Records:
## begin

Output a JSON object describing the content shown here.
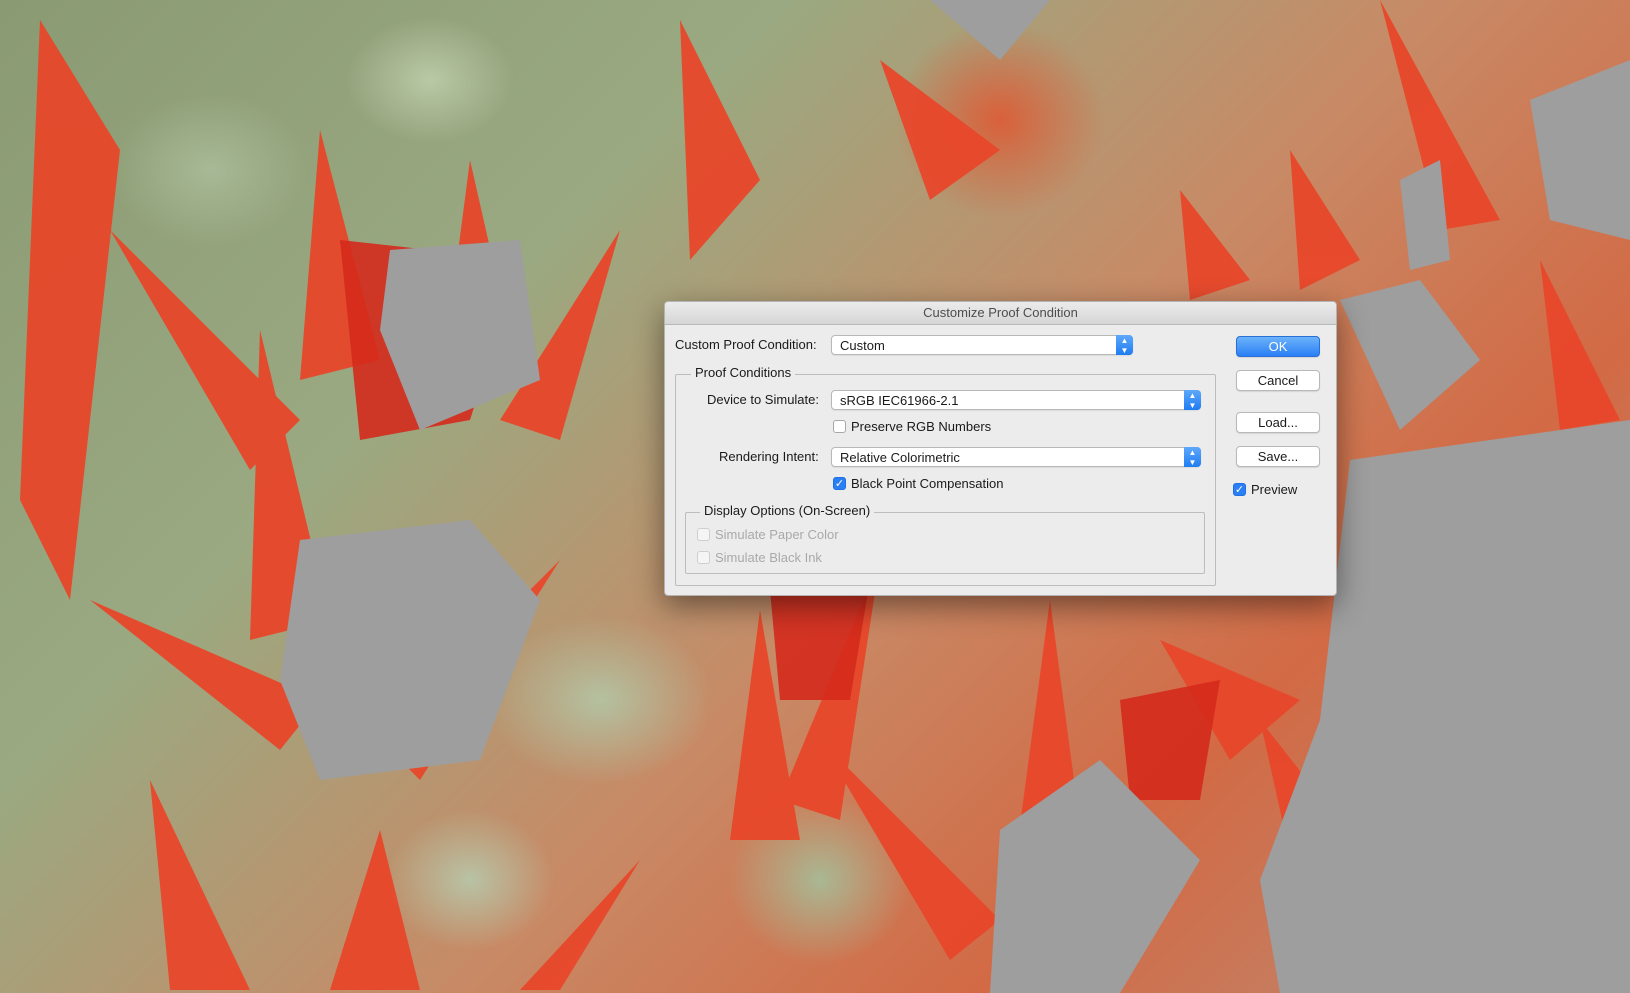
{
  "dialog": {
    "title": "Customize Proof Condition",
    "custom_proof_condition": {
      "label": "Custom Proof Condition:",
      "value": "Custom"
    },
    "proof_conditions": {
      "group_label": "Proof Conditions",
      "device": {
        "label": "Device to Simulate:",
        "value": "sRGB IEC61966-2.1"
      },
      "preserve_rgb": {
        "label": "Preserve RGB Numbers",
        "checked": false
      },
      "intent": {
        "label": "Rendering Intent:",
        "value": "Relative Colorimetric"
      },
      "black_point": {
        "label": "Black Point Compensation",
        "checked": true
      }
    },
    "display_options": {
      "group_label": "Display Options (On-Screen)",
      "paper_color": {
        "label": "Simulate Paper Color",
        "checked": false,
        "enabled": false
      },
      "black_ink": {
        "label": "Simulate Black Ink",
        "checked": false,
        "enabled": false
      }
    },
    "buttons": {
      "ok": "OK",
      "cancel": "Cancel",
      "load": "Load...",
      "save": "Save..."
    },
    "preview": {
      "label": "Preview",
      "checked": true
    }
  },
  "icons": {
    "checkmark": "✓",
    "stepper": "⌃⌄"
  },
  "colors": {
    "accent": "#2a7ff5",
    "dialog_bg": "#ececec",
    "gamut_warning": "#9e9e9e"
  }
}
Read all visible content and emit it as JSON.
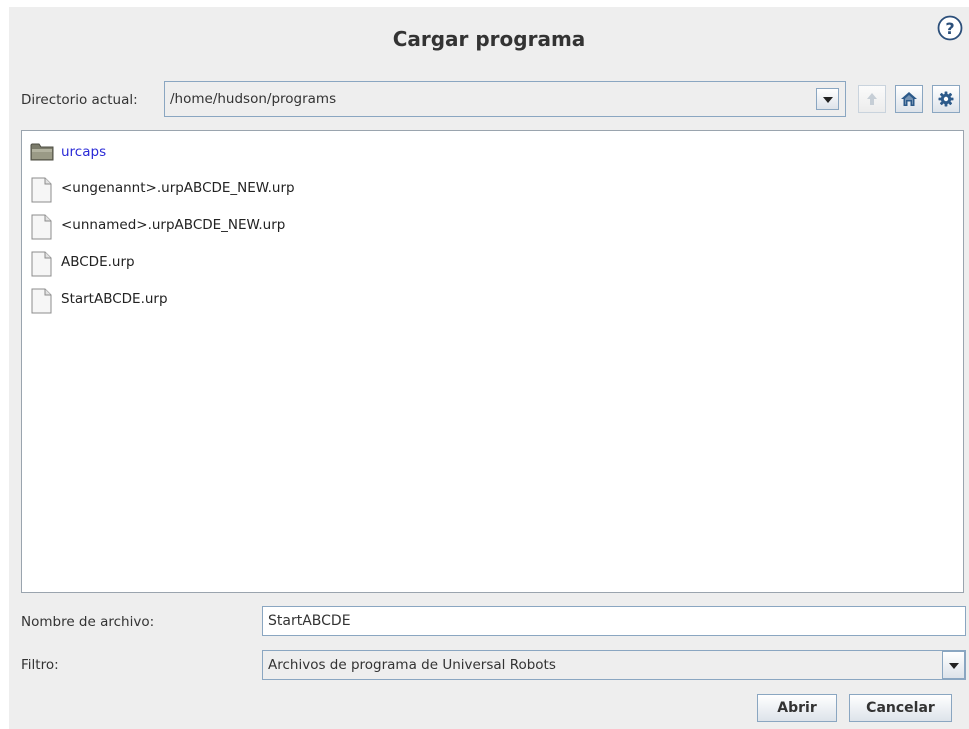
{
  "dialog": {
    "title": "Cargar programa",
    "help_icon": "question-circle-icon"
  },
  "directory": {
    "label": "Directorio actual:",
    "path": "/home/hudson/programs",
    "buttons": {
      "up_icon": "arrow-up-icon",
      "up_enabled": false,
      "home_icon": "home-icon",
      "settings_icon": "gear-icon"
    }
  },
  "files": [
    {
      "name": "urcaps",
      "type": "folder",
      "icon": "folder-icon"
    },
    {
      "name": "<ungenannt>.urpABCDE_NEW.urp",
      "type": "file",
      "icon": "file-icon"
    },
    {
      "name": "<unnamed>.urpABCDE_NEW.urp",
      "type": "file",
      "icon": "file-icon"
    },
    {
      "name": "ABCDE.urp",
      "type": "file",
      "icon": "file-icon"
    },
    {
      "name": "StartABCDE.urp",
      "type": "file",
      "icon": "file-icon"
    }
  ],
  "filename": {
    "label": "Nombre de archivo:",
    "value": "StartABCDE"
  },
  "filter": {
    "label": "Filtro:",
    "value": "Archivos de programa de Universal Robots"
  },
  "actions": {
    "open": "Abrir",
    "cancel": "Cancelar"
  },
  "colors": {
    "background": "#eeeeee",
    "border": "#8aa6c1",
    "folder_text": "#2a2ad6",
    "icon_blue": "#2c5a8a"
  }
}
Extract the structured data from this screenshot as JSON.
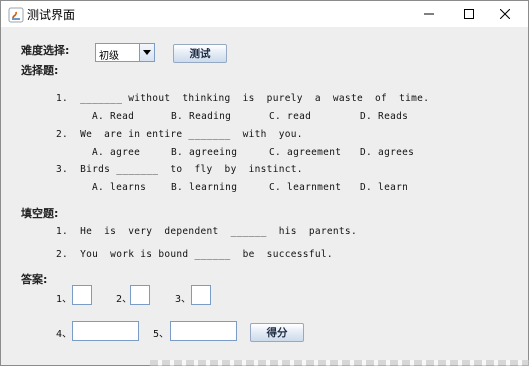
{
  "window": {
    "title": "测试界面",
    "minimize_icon": "minimize-icon",
    "maximize_icon": "maximize-icon",
    "close_icon": "close-icon"
  },
  "difficulty": {
    "label": "难度选择:",
    "selected": "初级",
    "test_button": "测试"
  },
  "choice": {
    "heading": "选择题:",
    "questions": [
      {
        "stem": "1.  _______ without  thinking  is  purely  a  waste  of  time.",
        "options": [
          "A. Read",
          "B. Reading",
          "C. read",
          "D. Reads"
        ]
      },
      {
        "stem": "2.  We  are in entire _______  with  you.",
        "options": [
          "A. agree",
          "B. agreeing",
          "C. agreement",
          "D. agrees"
        ]
      },
      {
        "stem": "3.  Birds _______  to  fly  by  instinct.",
        "options": [
          "A. learns",
          "B. learning",
          "C. learnment",
          "D. learn"
        ]
      }
    ]
  },
  "fill": {
    "heading": "填空题:",
    "questions": [
      "1.  He  is  very  dependent  ______  his  parents.",
      "2.  You  work is bound ______  be  successful."
    ]
  },
  "answers": {
    "heading": "答案:",
    "labels": [
      "1、",
      "2、",
      "3、",
      "4、",
      "5、"
    ],
    "values": [
      "",
      "",
      "",
      "",
      ""
    ],
    "score_button": "得分"
  }
}
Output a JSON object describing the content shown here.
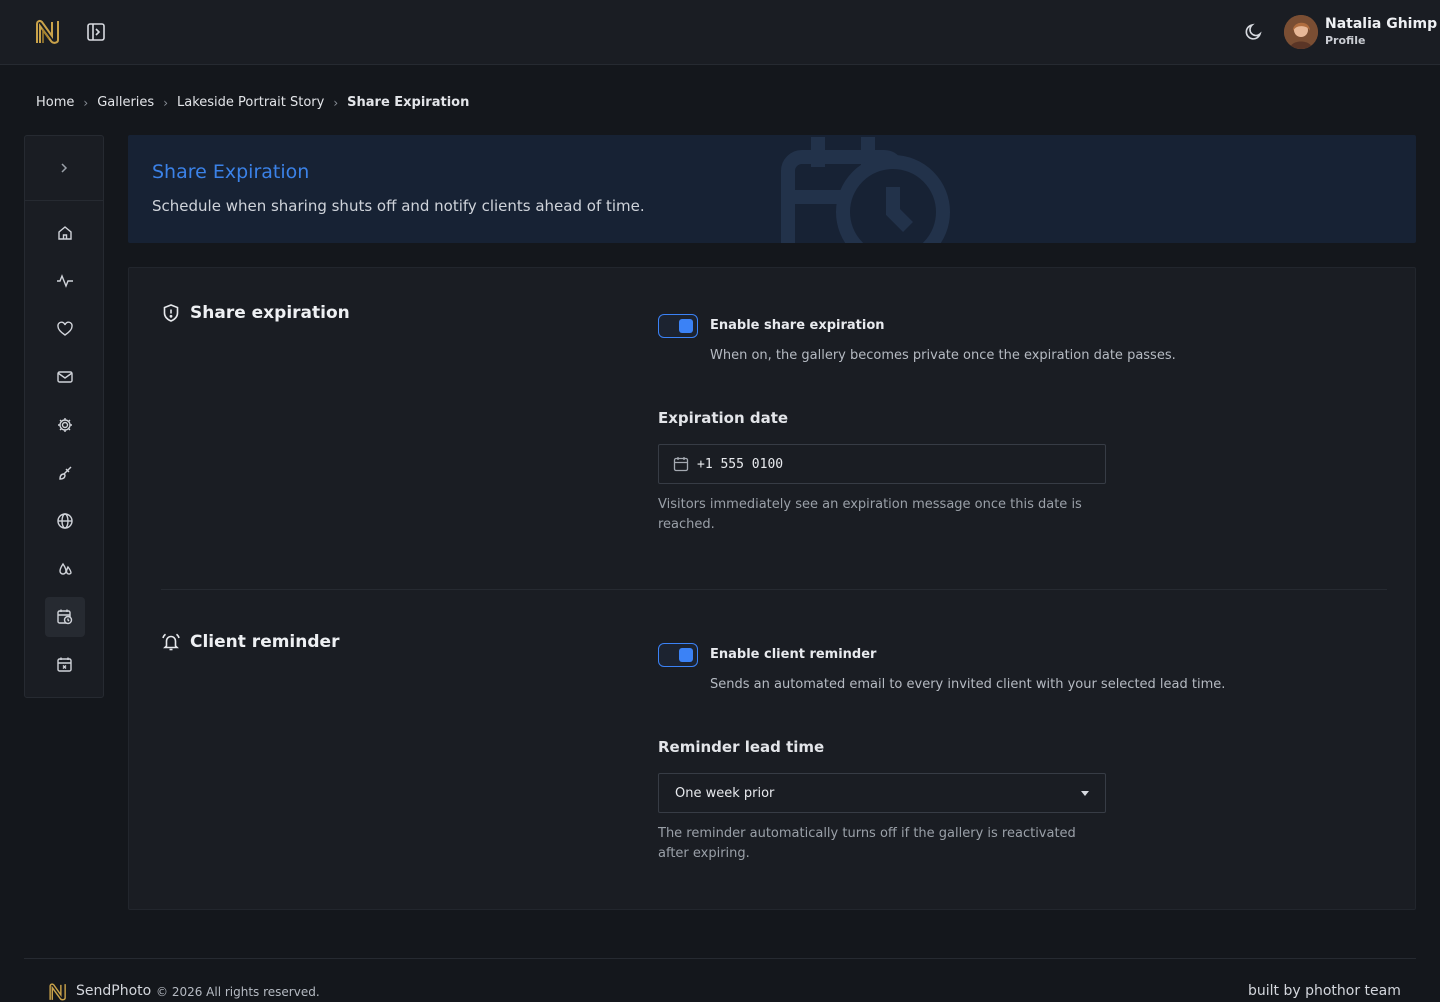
{
  "header": {
    "user_name": "Natalia Ghimp",
    "user_role": "Profile",
    "logo_icon": "n-logo-icon",
    "sidebar_toggle_icon": "panel-toggle-icon",
    "theme_icon": "moon-icon"
  },
  "breadcrumb": [
    "Home",
    "Galleries",
    "Lakeside Portrait Story",
    "Share Expiration"
  ],
  "sidebar": {
    "items": [
      {
        "icon": "home-icon"
      },
      {
        "icon": "activity-icon"
      },
      {
        "icon": "heart-icon"
      },
      {
        "icon": "mail-icon"
      },
      {
        "icon": "gear-icon"
      },
      {
        "icon": "brush-icon"
      },
      {
        "icon": "globe-icon"
      },
      {
        "icon": "droplets-icon"
      },
      {
        "icon": "calendar-clock-icon",
        "active": true
      },
      {
        "icon": "calendar-x-icon"
      }
    ]
  },
  "hero": {
    "title": "Share Expiration",
    "subtitle": "Schedule when sharing shuts off and notify clients ahead of time."
  },
  "share_expiration": {
    "heading": "Share expiration",
    "toggle_label": "Enable share expiration",
    "toggle_on": true,
    "toggle_desc": "When on, the gallery becomes private once the expiration date passes.",
    "date_label": "Expiration date",
    "date_value": "+1 555 0100",
    "date_help": "Visitors immediately see an expiration message once this date is reached."
  },
  "client_reminder": {
    "heading": "Client reminder",
    "toggle_label": "Enable client reminder",
    "toggle_on": true,
    "toggle_desc": "Sends an automated email to every invited client with your selected lead time.",
    "lead_label": "Reminder lead time",
    "lead_value": "One week prior",
    "lead_help": "The reminder automatically turns off if the gallery is reactivated after expiring."
  },
  "footer": {
    "brand": "SendPhoto",
    "copyright": "© 2026 All rights reserved.",
    "built_by": "built by phothor team"
  },
  "colors": {
    "accent": "#3b82f6",
    "background": "#14171c",
    "surface": "#1a1d23",
    "hero_bg": "#172234"
  }
}
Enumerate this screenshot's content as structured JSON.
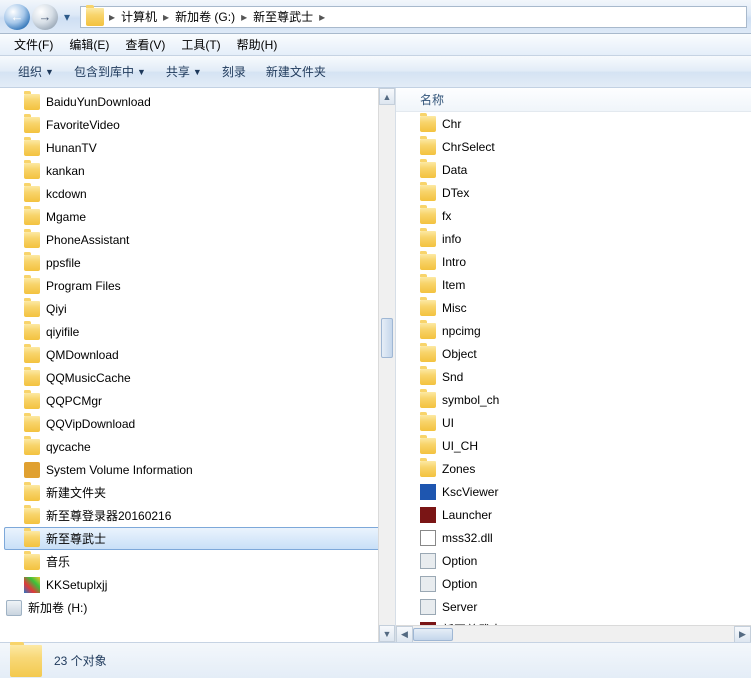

## end

▶ _Exercise goal_
Quote every record above exactly, leaving out the pictures.

▶ _Correct output_
Output a JSON object describing the content shown here.
{
  "dialog": {
    "title": "Customize Proof Condition",
    "custom_proof_condition": {
      "label": "Custom Proof Condition:",
      "value": "Custom"
    },
    "proof_conditions": {
      "group_label": "Proof Conditions",
      "device": {
        "label": "Device to Simulate:",
        "value": "sRGB IEC61966-2.1"
      },
      "preserve_rgb": {
        "label": "Preserve RGB Numbers",
        "checked": false
      },
      "intent": {
        "label": "Rendering Intent:",
        "value": "Relative Colorimetric"
      },
      "black_point": {
        "label": "Black Point Compensation",
        "checked": true
      }
    },
    "display_options": {
      "group_label": "Display Options (On-Screen)",
      "paper_color": {
        "label": "Simulate Paper Color",
        "checked": false,
        "enabled": false
      },
      "black_ink": {
        "label": "Simulate Black Ink",
        "checked": false,
        "enabled": false
      }
    },
    "buttons": {
      "ok": "OK",
      "cancel": "Cancel",
      "load": "Load...",
      "save": "Save..."
    },
    "preview": {
      "label": "Preview",
      "checked": true
    }
  },
  "icons": {
    "checkmark": "✓",
    "stepper": "⌃⌄"
  },
  "colors": {
    "accent": "#2a7ff5",
    "dialog_bg": "#ececec",
    "gamut_warning": "#9e9e9e"
  }
}
Read all visible content and emit it as JSON.
{
  "dialog": {
    "title": "Cargar programa",
    "help_icon": "question-circle-icon"
  },
  "directory": {
    "label": "Directorio actual:",
    "path": "/home/hudson/programs",
    "buttons": {
      "up_icon": "arrow-up-icon",
      "up_enabled": false,
      "home_icon": "home-icon",
      "settings_icon": "gear-icon"
    }
  },
  "files": [
    {
      "name": "urcaps",
      "type": "folder",
      "icon": "folder-icon"
    },
    {
      "name": "<ungenannt>.urpABCDE_NEW.urp",
      "type": "file",
      "icon": "file-icon"
    },
    {
      "name": "<unnamed>.urpABCDE_NEW.urp",
      "type": "file",
      "icon": "file-icon"
    },
    {
      "name": "ABCDE.urp",
      "type": "file",
      "icon": "file-icon"
    },
    {
      "name": "StartABCDE.urp",
      "type": "file",
      "icon": "file-icon"
    }
  ],
  "filename": {
    "label": "Nombre de archivo:",
    "value": "StartABCDE"
  },
  "filter": {
    "label": "Filtro:",
    "value": "Archivos de programa de Universal Robots"
  },
  "actions": {
    "open": "Abrir",
    "cancel": "Cancelar"
  },
  "colors": {
    "background": "#eeeeee",
    "border": "#8aa6c1",
    "folder_text": "#2a2ad6",
    "icon_blue": "#2c5a8a"
  }
}
Extract the structured data from this screenshot as JSON.
{
  "window": {
    "title": "测试界面",
    "minimize_icon": "minimize-icon",
    "maximize_icon": "maximize-icon",
    "close_icon": "close-icon"
  },
  "difficulty": {
    "label": "难度选择:",
    "selected": "初级",
    "test_button": "测试"
  },
  "choice": {
    "heading": "选择题:",
    "questions": [
      {
        "stem": "1.  _______ without  thinking  is  purely  a  waste  of  time.",
        "options": [
          "A. Read",
          "B. Reading",
          "C. read",
          "D. Reads"
        ]
      },
      {
        "stem": "2.  We  are in entire _______  with  you.",
        "options": [
          "A. agree",
          "B. agreeing",
          "C. agreement",
          "D. agrees"
        ]
      },
      {
        "stem": "3.  Birds _______  to  fly  by  instinct.",
        "options": [
          "A. learns",
          "B. learning",
          "C. learnment",
          "D. learn"
        ]
      }
    ]
  },
  "fill": {
    "heading": "填空题:",
    "questions": [
      "1.  He  is  very  dependent  ______  his  parents.",
      "2.  You  work is bound ______  be  successful."
    ]
  },
  "answers": {
    "heading": "答案:",
    "labels": [
      "1、",
      "2、",
      "3、",
      "4、",
      "5、"
    ],
    "values": [
      "",
      "",
      "",
      "",
      ""
    ],
    "score_button": "得分"
  }
}
Output a JSON object describing the content shown here.
{
  "header": {
    "user_name": "Natalia Ghimp",
    "user_role": "Profile",
    "logo_icon": "n-logo-icon",
    "sidebar_toggle_icon": "panel-toggle-icon",
    "theme_icon": "moon-icon"
  },
  "breadcrumb": [
    "Home",
    "Galleries",
    "Lakeside Portrait Story",
    "Share Expiration"
  ],
  "sidebar": {
    "items": [
      {
        "icon": "home-icon"
      },
      {
        "icon": "activity-icon"
      },
      {
        "icon": "heart-icon"
      },
      {
        "icon": "mail-icon"
      },
      {
        "icon": "gear-icon"
      },
      {
        "icon": "brush-icon"
      },
      {
        "icon": "globe-icon"
      },
      {
        "icon": "droplets-icon"
      },
      {
        "icon": "calendar-clock-icon",
        "active": true
      },
      {
        "icon": "calendar-x-icon"
      }
    ]
  },
  "hero": {
    "title": "Share Expiration",
    "subtitle": "Schedule when sharing shuts off and notify clients ahead of time."
  },
  "share_expiration": {
    "heading": "Share expiration",
    "toggle_label": "Enable share expiration",
    "toggle_on": true,
    "toggle_desc": "When on, the gallery becomes private once the expiration date passes.",
    "date_label": "Expiration date",
    "date_value": "+1 555 0100",
    "date_help": "Visitors immediately see an expiration message once this date is reached."
  },
  "client_reminder": {
    "heading": "Client reminder",
    "toggle_label": "Enable client reminder",
    "toggle_on": true,
    "toggle_desc": "Sends an automated email to every invited client with your selected lead time.",
    "lead_label": "Reminder lead time",
    "lead_value": "One week prior",
    "lead_help": "The reminder automatically turns off if the gallery is reactivated after expiring."
  },
  "footer": {
    "brand": "SendPhoto",
    "copyright": "© 2026 All rights reserved.",
    "built_by": "built by phothor team"
  },
  "colors": {
    "accent": "#3b82f6",
    "background": "#14171c",
    "surface": "#1a1d23",
    "hero_bg": "#172234"
  }
}
Enumerate this screenshot's content as structured JSON.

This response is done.